**Data provided**
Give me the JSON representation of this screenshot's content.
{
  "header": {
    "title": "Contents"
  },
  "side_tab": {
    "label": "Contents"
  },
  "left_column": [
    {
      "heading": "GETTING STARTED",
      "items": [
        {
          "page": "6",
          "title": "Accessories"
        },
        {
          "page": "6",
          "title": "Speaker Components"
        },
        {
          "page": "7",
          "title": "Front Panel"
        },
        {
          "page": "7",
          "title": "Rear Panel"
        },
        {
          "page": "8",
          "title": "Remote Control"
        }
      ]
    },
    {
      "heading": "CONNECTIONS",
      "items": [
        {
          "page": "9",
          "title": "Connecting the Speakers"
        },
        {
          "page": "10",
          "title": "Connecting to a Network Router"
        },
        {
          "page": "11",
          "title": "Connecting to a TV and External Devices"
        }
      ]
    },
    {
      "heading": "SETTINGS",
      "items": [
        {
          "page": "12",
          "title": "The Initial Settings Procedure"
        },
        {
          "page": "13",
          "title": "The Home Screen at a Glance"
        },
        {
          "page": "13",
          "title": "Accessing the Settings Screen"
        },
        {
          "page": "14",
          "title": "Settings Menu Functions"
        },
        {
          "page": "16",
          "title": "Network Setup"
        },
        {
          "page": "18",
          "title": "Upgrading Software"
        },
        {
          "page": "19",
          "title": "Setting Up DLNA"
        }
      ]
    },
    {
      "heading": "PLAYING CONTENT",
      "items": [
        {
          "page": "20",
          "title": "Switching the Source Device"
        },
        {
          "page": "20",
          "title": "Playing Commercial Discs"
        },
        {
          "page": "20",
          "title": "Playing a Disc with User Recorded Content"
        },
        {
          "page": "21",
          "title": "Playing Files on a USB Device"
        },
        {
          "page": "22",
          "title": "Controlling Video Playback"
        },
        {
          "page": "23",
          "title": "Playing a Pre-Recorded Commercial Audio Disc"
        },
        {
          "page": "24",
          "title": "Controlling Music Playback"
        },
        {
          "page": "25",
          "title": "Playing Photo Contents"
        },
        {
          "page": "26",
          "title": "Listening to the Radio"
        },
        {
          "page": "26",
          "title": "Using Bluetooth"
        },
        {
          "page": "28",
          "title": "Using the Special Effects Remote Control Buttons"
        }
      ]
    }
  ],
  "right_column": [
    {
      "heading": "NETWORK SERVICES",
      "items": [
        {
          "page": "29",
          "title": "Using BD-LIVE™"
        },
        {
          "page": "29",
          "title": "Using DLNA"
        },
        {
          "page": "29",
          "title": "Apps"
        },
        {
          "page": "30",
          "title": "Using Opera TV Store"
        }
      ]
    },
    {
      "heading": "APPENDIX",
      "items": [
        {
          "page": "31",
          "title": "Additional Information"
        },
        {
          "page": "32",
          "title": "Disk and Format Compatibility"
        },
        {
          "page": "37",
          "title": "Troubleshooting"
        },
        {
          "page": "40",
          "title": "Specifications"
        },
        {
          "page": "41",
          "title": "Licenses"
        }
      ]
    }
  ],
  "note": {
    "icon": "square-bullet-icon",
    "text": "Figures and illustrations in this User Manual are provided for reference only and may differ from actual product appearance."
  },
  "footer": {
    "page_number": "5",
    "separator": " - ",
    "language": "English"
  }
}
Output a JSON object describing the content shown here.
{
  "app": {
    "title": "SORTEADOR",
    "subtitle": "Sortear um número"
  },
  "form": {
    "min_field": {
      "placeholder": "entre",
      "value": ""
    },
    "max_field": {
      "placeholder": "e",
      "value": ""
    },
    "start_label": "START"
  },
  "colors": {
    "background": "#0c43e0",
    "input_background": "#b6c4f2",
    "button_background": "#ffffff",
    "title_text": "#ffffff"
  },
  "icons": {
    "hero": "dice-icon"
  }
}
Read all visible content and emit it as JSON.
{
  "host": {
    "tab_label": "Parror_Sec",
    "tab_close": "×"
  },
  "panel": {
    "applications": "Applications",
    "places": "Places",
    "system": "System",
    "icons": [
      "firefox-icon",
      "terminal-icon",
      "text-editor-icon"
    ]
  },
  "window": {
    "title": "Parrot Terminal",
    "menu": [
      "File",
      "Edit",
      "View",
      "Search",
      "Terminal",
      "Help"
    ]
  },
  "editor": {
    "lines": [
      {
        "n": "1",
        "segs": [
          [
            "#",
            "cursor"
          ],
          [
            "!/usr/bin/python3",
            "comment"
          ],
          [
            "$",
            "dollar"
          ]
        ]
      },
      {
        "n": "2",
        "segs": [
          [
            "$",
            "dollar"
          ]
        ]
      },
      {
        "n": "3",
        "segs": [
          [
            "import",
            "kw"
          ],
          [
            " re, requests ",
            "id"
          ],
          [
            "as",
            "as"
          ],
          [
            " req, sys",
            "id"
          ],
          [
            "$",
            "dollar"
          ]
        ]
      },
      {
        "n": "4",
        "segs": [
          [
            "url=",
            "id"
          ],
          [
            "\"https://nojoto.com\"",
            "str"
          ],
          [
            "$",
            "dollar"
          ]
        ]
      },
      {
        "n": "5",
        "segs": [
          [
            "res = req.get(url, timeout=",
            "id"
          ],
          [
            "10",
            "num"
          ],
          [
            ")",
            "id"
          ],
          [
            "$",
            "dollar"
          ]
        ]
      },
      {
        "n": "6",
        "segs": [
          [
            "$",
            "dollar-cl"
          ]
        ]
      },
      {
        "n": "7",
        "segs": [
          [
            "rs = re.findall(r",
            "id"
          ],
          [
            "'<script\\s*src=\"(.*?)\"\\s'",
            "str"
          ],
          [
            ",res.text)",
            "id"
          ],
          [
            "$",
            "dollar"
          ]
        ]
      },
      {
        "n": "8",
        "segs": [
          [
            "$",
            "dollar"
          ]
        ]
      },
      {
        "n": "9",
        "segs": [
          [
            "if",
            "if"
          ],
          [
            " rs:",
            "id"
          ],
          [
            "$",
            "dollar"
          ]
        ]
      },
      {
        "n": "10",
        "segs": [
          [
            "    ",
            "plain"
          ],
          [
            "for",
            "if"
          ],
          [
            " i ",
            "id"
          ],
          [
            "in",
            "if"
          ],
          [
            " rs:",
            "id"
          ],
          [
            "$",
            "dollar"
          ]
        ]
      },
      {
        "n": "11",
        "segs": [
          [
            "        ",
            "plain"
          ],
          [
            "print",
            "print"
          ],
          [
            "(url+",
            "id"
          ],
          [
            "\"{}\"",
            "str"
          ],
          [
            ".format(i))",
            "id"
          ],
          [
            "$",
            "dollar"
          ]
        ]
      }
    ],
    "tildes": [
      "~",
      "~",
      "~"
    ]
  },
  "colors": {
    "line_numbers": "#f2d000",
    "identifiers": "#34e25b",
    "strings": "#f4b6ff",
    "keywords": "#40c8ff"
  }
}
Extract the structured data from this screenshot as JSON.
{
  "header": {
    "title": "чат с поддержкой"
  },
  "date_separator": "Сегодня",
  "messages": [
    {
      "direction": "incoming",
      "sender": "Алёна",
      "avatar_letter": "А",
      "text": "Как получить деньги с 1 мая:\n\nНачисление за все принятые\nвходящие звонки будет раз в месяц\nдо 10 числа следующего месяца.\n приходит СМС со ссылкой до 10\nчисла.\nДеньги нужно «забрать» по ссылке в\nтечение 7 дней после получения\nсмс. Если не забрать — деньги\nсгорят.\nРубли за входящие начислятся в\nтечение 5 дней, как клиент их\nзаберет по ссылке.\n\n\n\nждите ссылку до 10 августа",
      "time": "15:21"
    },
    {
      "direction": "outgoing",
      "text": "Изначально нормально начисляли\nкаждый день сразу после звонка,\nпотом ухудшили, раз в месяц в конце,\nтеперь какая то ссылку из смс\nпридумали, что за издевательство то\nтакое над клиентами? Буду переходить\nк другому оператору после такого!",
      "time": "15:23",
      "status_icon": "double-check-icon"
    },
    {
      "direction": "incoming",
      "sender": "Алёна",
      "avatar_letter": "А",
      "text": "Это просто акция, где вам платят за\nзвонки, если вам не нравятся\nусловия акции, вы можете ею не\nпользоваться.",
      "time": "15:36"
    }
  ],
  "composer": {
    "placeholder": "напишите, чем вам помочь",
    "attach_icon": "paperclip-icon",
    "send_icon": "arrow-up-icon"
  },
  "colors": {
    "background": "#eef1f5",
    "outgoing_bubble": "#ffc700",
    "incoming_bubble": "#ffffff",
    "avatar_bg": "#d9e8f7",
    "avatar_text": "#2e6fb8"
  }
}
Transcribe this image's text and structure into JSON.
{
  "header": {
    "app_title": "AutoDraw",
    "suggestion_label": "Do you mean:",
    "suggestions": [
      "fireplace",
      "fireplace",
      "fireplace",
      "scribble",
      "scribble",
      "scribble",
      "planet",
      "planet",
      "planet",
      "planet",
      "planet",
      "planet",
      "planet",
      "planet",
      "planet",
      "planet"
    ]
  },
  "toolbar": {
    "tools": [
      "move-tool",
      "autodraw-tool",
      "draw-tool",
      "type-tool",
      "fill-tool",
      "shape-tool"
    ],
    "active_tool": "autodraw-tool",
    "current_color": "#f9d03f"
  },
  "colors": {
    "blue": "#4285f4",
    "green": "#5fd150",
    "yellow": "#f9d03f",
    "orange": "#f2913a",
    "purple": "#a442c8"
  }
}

**The request**
Pick out every line of the listing containing the word "Remote", and show those lines.

**Answer below**
          "title": "Remote Control"
          "title": "Using the Special Effects Remote Control Buttons"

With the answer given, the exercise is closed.